What the exercise asks - Only the text should be kept: print every entry below exactly and leave each image out.

Data supplied -
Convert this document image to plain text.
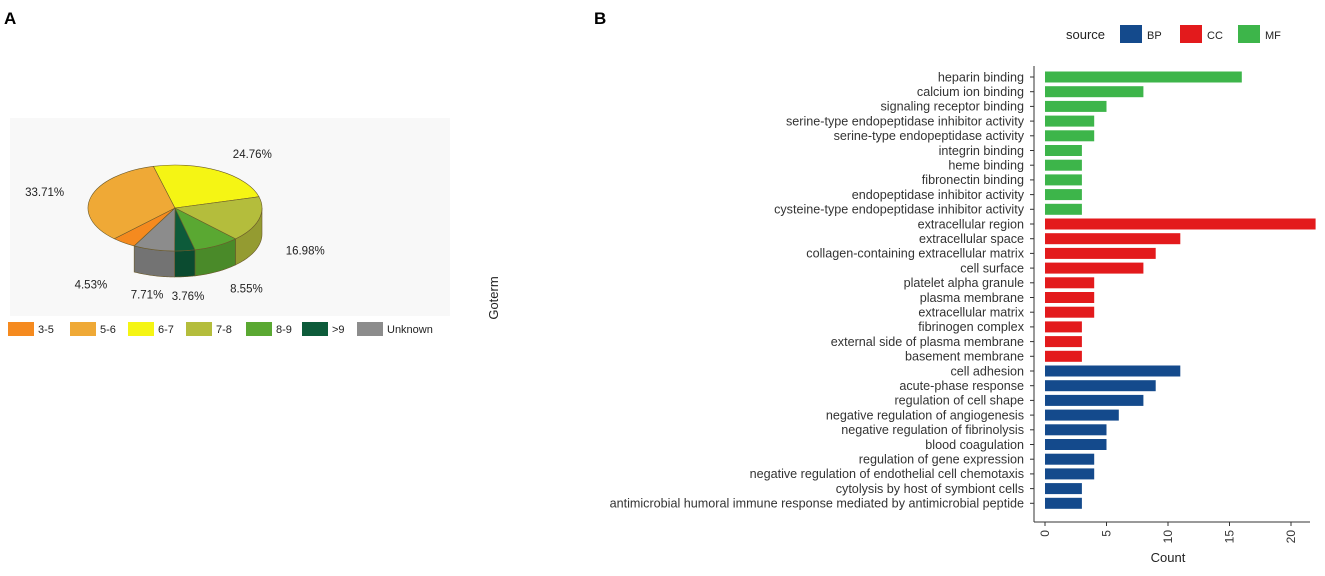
A	B
4.53%
33.71%
24.76%
16.98%
8.55%
3.76%
7.71%
3-5	5-6	6-7	7-8	8-9	>9	Unknown
source	BP	CC	MF
heparin binding
calcium ion binding
signaling receptor binding
serine-type endopeptidase inhibitor activity
serine-type endopeptidase activity
integrin binding
heme binding
fibronectin binding
endopeptidase inhibitor activity
cysteine-type endopeptidase inhibitor activity
extracellular region
extracellular space
collagen-containing extracellular matrix
cell surface
platelet alpha granule
plasma membrane
extracellular matrix
fibrinogen complex
external side of plasma membrane
basement membrane
cell adhesion
acute-phase response
regulation of cell shape
negative regulation of angiogenesis
negative regulation of fibrinolysis
blood coagulation
regulation of gene expression
negative regulation of endothelial cell chemotaxis
cytolysis by host of symbiont cells
antimicrobial humoral immune response mediated by antimicrobial peptide
0	5	10	15	20
Count
Goterm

Answer area -
Convert this document image to plain text.
A	B
4.53%
33.71%
24.76%
16.98%
8.55%
3.76%
7.71%
3-5	5-6	6-7	7-8	8-9	>9	Unknown
source	BP	CC	MF
heparin binding
calcium ion binding
signaling receptor binding
serine-type endopeptidase inhibitor activity
serine-type endopeptidase activity
integrin binding
heme binding
fibronectin binding
endopeptidase inhibitor activity
cysteine-type endopeptidase inhibitor activity
extracellular region
extracellular space
collagen-containing extracellular matrix
cell surface
platelet alpha granule
plasma membrane
extracellular matrix
fibrinogen complex
external side of plasma membrane
basement membrane
cell adhesion
acute-phase response
regulation of cell shape
negative regulation of angiogenesis
negative regulation of fibrinolysis
blood coagulation
regulation of gene expression
negative regulation of endothelial cell chemotaxis
cytolysis by host of symbiont cells
antimicrobial humoral immune response mediated by antimicrobial peptide
0	5	10	15	20
Count
Goterm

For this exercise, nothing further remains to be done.